— Begin —

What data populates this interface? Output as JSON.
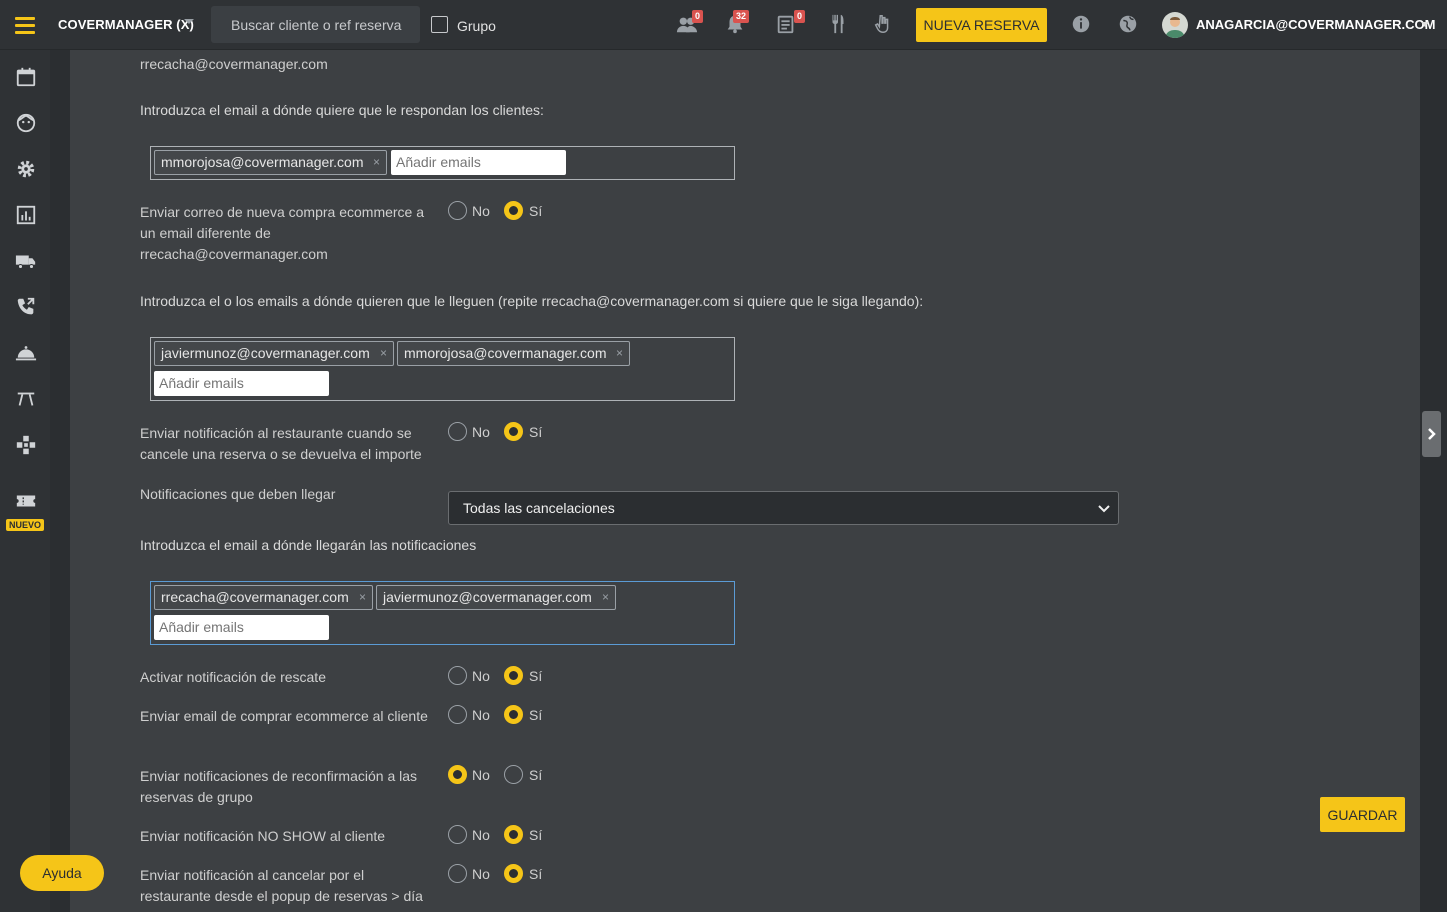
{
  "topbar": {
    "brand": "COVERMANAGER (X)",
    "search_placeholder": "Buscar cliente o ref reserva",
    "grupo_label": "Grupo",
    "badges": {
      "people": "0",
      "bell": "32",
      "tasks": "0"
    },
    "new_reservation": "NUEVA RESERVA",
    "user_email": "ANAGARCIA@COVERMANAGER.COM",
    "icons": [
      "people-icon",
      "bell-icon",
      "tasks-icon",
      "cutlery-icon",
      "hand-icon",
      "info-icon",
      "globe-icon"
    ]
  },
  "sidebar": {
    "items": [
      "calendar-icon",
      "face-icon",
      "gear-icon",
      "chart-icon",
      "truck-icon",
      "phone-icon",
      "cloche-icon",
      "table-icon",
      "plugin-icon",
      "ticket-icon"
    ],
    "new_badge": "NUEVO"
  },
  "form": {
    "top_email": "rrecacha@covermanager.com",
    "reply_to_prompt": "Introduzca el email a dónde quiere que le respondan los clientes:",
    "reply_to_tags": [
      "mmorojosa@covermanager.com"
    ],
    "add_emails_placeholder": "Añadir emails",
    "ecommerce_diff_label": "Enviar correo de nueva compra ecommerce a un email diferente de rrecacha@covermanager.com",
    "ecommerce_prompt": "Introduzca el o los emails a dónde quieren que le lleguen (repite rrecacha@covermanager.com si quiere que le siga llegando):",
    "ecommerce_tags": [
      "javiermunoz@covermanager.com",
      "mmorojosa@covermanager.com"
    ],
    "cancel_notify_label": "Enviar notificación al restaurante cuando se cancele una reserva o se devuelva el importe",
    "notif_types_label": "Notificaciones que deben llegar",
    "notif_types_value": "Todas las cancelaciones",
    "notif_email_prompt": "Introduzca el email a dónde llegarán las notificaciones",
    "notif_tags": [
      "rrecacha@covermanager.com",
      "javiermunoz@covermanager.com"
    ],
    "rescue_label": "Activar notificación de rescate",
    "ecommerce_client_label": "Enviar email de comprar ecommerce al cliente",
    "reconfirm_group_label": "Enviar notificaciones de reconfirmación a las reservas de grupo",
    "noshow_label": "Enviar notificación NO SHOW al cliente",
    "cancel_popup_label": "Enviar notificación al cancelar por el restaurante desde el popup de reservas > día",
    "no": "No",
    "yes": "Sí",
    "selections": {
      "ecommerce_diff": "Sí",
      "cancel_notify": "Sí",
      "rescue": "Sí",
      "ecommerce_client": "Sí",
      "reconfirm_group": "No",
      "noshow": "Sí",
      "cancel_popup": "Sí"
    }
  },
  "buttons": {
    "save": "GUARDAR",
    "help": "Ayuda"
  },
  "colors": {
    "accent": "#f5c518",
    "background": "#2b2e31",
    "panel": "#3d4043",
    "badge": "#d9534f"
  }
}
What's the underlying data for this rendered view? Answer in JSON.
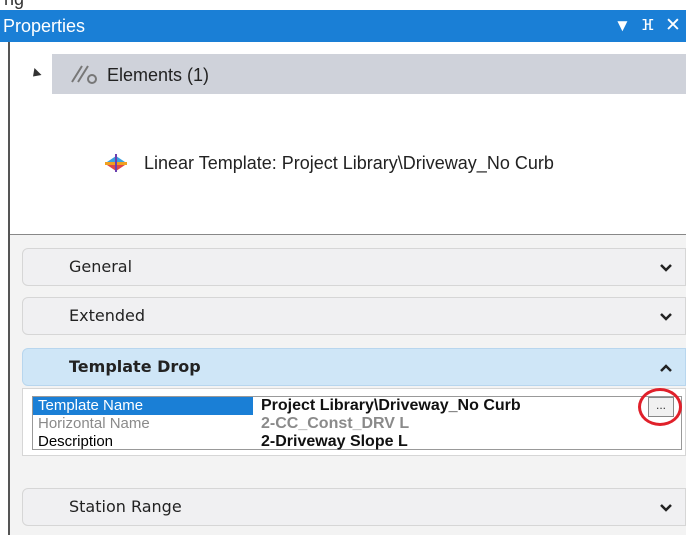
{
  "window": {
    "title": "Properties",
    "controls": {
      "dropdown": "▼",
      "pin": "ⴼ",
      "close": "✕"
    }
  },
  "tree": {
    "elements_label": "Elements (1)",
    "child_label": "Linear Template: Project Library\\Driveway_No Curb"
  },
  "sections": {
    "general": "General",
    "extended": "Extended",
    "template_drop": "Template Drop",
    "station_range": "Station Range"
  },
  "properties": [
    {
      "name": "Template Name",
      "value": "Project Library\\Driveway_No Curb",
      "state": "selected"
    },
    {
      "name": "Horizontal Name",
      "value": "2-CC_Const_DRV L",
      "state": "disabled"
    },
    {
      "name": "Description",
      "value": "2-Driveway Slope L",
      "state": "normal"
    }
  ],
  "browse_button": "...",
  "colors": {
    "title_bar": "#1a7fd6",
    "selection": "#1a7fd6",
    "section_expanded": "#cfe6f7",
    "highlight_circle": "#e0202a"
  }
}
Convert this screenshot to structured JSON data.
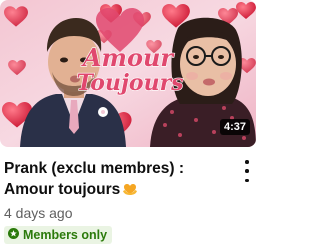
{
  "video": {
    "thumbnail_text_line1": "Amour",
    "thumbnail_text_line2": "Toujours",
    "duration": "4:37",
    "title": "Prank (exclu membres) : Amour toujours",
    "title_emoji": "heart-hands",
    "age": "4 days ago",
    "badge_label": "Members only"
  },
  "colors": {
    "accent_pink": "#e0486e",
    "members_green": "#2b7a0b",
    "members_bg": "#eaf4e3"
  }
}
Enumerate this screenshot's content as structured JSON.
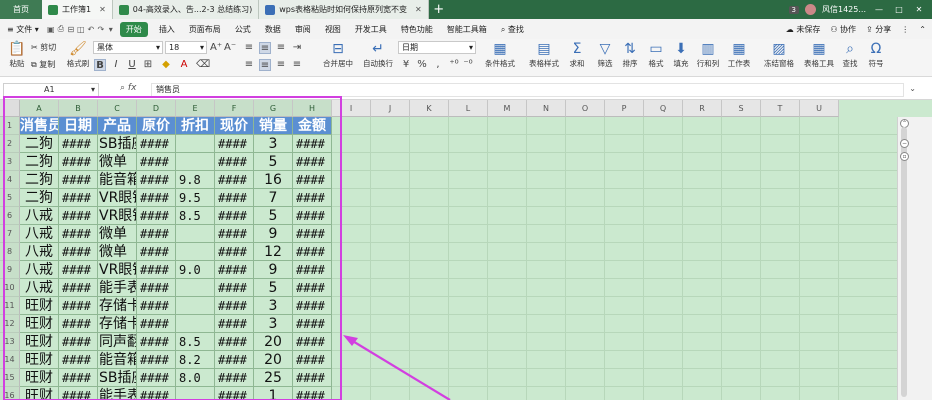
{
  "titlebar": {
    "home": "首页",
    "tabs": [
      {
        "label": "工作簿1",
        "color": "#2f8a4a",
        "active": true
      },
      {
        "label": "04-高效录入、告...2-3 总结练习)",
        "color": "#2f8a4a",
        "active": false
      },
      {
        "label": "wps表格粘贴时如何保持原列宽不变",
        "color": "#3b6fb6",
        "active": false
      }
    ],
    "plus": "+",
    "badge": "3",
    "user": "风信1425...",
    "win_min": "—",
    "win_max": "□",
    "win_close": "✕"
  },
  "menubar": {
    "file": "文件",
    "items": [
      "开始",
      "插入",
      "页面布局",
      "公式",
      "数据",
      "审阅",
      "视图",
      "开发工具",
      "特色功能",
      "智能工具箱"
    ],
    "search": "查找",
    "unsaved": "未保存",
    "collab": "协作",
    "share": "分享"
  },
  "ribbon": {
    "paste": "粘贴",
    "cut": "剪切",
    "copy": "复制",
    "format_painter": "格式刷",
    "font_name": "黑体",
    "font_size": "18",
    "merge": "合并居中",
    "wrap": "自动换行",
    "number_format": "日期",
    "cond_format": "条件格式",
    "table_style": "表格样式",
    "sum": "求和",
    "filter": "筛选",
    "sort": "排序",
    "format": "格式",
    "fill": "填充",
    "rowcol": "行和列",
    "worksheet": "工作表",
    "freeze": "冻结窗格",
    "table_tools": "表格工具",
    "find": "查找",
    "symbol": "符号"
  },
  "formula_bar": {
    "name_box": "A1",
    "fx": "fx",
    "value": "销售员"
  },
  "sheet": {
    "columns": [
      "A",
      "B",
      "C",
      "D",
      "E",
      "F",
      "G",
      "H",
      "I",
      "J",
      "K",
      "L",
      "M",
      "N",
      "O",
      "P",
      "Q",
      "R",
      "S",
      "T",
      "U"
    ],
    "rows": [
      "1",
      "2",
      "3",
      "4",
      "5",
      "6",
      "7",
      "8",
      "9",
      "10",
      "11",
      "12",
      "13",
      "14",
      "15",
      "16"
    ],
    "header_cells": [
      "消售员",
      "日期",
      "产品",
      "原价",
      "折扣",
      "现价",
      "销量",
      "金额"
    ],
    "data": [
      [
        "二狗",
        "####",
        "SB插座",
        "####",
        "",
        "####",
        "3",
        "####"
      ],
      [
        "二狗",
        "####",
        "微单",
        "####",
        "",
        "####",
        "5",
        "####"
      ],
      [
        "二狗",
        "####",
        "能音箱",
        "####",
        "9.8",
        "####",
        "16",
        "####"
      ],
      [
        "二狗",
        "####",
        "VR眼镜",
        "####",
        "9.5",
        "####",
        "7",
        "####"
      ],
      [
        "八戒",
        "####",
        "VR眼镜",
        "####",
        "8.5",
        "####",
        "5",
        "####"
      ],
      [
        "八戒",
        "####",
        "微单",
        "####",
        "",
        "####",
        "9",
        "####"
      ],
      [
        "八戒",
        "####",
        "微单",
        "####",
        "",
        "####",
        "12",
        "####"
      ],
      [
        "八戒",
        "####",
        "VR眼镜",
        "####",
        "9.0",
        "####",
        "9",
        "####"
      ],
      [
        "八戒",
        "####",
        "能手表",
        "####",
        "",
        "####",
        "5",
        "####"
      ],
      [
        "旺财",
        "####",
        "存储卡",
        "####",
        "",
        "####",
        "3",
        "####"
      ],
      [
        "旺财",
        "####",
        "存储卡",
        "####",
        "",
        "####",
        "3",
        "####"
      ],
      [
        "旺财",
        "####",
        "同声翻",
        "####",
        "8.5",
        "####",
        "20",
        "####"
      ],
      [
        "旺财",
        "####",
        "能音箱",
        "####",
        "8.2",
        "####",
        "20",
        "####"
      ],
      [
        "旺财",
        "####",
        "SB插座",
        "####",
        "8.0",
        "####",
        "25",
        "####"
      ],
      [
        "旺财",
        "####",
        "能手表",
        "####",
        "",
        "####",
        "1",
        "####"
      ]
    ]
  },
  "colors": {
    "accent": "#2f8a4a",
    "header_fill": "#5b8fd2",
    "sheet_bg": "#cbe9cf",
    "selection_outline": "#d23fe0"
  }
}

— End —

• Given request:
Show every line where the string "data" appears.

• Solution to this problem:
What data populates this interface? Output as JSON.
What's the underlying data for this rendered view? Answer in JSON.
Convert this screenshot to structured JSON data.
    "data": [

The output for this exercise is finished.